WORK REQUIRED:
All entries below need to be written out exactly, but without their pictures.

** start **

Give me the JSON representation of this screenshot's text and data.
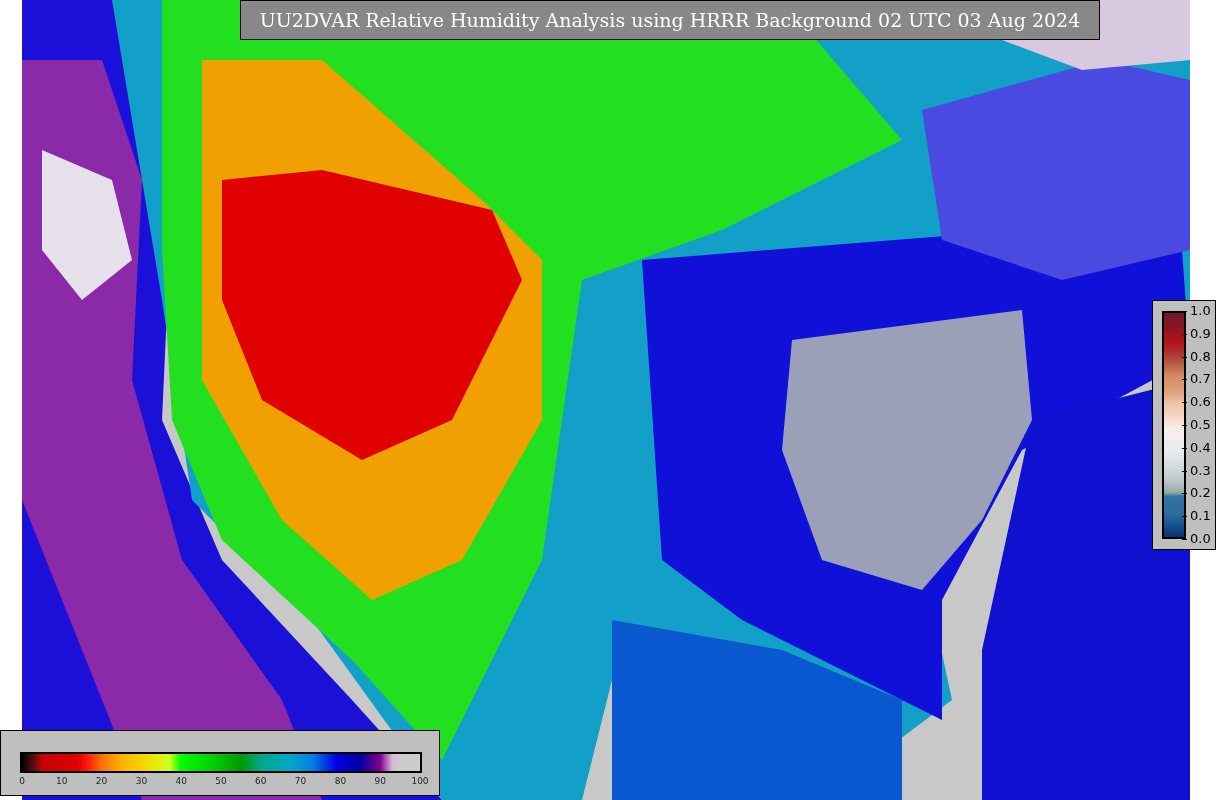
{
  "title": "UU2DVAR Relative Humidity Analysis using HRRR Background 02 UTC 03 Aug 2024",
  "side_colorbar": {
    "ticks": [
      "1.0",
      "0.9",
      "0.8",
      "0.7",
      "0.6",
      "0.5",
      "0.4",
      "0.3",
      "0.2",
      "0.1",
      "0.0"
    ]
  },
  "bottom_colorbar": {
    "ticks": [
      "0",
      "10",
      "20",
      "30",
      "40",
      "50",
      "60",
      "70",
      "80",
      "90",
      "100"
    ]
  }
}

** end **

WRITTEN SOLUTION:
Give me the JSON representation of this screenshot's text and data.
{
  "title": "UU2DVAR Relative Humidity Analysis using HRRR Background 02 UTC 03 Aug 2024",
  "side_colorbar": {
    "ticks": [
      "1.0",
      "0.9",
      "0.8",
      "0.7",
      "0.6",
      "0.5",
      "0.4",
      "0.3",
      "0.2",
      "0.1",
      "0.0"
    ]
  },
  "bottom_colorbar": {
    "ticks": [
      "0",
      "10",
      "20",
      "30",
      "40",
      "50",
      "60",
      "70",
      "80",
      "90",
      "100"
    ]
  }
}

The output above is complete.